Brief:
Extract each line where the string "What" shows up.

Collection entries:
* begin *

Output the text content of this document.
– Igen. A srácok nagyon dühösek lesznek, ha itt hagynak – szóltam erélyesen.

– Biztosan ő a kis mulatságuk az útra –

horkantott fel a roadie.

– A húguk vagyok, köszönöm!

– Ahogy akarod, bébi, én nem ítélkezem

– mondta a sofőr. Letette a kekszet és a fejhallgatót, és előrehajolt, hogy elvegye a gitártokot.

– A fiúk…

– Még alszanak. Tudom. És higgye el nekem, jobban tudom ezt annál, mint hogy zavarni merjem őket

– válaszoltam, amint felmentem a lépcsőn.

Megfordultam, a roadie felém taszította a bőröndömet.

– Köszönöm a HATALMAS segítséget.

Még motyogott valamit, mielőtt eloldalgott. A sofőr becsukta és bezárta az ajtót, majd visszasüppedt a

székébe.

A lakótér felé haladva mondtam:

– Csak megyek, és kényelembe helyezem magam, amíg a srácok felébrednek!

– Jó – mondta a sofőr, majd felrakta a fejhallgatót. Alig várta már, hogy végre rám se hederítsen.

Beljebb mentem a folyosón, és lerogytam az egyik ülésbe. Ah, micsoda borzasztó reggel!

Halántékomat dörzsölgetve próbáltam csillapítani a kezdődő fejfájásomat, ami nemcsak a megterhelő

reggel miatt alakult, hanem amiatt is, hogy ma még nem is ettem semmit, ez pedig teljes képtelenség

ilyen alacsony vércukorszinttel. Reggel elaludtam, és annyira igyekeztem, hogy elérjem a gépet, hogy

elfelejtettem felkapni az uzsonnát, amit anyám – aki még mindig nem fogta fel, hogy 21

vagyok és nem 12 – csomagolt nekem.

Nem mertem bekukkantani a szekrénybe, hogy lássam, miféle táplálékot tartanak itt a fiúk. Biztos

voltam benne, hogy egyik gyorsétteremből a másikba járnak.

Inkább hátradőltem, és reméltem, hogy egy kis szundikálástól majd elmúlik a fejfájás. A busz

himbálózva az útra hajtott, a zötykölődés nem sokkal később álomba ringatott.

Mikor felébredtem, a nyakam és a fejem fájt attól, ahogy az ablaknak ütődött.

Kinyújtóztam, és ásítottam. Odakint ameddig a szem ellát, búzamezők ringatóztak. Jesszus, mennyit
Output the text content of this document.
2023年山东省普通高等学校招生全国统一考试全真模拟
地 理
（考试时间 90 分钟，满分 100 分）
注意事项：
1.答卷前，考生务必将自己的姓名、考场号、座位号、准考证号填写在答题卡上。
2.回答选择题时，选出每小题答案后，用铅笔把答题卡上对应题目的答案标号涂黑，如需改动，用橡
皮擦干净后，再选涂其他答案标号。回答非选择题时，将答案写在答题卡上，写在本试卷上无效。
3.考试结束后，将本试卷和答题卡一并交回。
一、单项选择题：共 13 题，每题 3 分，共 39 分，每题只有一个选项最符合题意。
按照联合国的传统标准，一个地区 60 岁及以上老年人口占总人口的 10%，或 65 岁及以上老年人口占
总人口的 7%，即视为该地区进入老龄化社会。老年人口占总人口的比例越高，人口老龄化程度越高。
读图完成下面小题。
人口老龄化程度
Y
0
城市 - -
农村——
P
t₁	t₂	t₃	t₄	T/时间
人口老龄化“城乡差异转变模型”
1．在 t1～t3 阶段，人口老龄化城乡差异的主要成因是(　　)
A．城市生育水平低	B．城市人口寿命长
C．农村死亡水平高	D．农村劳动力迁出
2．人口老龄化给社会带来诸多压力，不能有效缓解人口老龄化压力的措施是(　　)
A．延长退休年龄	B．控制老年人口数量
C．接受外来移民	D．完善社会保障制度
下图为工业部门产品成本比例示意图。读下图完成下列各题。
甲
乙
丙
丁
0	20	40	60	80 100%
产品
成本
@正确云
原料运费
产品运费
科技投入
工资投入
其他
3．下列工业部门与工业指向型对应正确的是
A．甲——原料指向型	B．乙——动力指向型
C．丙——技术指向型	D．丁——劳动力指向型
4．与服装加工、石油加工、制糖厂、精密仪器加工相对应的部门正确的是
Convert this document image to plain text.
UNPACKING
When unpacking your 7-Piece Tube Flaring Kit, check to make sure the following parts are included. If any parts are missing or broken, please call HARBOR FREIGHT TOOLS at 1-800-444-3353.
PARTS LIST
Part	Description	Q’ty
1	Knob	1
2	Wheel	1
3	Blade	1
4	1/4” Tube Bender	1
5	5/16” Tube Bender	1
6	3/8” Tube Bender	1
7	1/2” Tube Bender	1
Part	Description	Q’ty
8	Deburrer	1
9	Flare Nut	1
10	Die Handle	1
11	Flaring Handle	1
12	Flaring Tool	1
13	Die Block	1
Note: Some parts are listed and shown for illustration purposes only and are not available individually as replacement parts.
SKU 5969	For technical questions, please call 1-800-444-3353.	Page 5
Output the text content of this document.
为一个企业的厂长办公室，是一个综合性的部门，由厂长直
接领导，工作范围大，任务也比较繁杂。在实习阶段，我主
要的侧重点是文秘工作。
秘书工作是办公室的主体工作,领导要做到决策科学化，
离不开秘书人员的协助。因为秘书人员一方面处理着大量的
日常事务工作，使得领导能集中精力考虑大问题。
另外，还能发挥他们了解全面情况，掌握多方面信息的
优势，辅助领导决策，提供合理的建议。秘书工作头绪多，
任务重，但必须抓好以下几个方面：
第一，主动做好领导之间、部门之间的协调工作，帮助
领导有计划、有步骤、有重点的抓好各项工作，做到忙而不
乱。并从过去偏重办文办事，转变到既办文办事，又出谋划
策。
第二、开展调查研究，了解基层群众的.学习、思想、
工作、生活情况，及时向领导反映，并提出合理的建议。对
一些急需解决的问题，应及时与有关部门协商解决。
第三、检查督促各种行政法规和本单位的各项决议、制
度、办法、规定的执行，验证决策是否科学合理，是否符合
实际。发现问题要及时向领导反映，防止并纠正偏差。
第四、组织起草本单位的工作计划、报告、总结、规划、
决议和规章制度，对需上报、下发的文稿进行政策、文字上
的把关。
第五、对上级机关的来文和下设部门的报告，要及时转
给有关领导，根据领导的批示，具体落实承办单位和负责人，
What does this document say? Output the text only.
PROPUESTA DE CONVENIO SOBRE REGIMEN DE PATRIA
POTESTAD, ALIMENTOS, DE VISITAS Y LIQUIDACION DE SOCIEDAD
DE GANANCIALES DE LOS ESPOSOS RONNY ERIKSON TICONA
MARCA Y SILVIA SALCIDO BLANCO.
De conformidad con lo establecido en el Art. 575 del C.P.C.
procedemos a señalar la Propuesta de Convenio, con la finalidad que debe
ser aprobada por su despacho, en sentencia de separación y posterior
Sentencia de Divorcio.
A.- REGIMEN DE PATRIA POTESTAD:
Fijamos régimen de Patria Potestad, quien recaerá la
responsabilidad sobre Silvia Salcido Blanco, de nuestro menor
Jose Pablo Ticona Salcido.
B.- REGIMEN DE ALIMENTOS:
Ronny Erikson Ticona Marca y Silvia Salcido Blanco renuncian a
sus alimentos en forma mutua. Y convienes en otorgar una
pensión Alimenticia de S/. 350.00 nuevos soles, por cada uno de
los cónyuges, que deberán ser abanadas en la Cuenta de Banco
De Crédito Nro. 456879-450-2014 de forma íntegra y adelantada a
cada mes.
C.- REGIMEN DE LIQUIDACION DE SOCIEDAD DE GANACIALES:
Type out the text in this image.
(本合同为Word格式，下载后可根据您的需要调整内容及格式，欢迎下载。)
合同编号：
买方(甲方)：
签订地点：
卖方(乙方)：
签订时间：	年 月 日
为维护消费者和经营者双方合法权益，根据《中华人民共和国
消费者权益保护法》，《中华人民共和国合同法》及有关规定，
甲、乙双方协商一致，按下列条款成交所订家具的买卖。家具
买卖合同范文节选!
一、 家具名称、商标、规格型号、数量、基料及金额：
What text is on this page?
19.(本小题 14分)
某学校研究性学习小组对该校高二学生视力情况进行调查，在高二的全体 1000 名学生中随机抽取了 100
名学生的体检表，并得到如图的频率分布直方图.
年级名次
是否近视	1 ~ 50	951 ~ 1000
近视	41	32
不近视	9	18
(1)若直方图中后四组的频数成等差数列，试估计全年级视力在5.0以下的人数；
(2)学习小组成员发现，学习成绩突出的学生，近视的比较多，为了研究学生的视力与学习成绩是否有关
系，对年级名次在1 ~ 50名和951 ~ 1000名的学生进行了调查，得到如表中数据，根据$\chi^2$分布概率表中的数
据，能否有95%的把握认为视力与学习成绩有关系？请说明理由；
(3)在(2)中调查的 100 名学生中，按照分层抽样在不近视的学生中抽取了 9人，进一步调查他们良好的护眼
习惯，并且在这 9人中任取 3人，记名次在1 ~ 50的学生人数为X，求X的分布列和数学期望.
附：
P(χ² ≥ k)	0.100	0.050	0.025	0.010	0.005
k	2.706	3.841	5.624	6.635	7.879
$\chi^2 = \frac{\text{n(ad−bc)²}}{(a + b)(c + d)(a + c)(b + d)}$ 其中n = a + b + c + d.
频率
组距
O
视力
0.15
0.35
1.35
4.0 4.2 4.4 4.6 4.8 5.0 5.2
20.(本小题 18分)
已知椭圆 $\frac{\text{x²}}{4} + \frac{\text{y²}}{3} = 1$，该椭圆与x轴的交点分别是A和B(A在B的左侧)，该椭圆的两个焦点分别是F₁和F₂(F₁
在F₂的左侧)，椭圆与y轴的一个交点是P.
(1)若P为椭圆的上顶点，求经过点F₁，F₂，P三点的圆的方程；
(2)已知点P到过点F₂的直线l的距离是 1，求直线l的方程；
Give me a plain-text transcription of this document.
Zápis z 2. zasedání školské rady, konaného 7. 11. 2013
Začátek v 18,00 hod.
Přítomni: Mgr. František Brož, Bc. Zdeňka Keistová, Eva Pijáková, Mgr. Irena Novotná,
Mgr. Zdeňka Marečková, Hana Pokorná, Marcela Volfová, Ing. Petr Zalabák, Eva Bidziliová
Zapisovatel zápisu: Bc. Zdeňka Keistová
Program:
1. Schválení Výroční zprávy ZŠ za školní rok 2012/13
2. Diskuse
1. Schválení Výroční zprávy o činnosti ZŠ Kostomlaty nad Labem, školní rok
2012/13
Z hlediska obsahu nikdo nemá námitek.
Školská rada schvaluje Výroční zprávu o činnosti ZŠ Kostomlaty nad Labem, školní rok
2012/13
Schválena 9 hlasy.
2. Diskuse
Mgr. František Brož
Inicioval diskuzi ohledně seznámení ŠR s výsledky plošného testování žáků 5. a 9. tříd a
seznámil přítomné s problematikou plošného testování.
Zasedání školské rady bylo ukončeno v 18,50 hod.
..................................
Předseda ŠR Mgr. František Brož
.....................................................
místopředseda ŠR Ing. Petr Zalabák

* end *

Expected answer:
What does this document say? Output the text only.
What text is on this page?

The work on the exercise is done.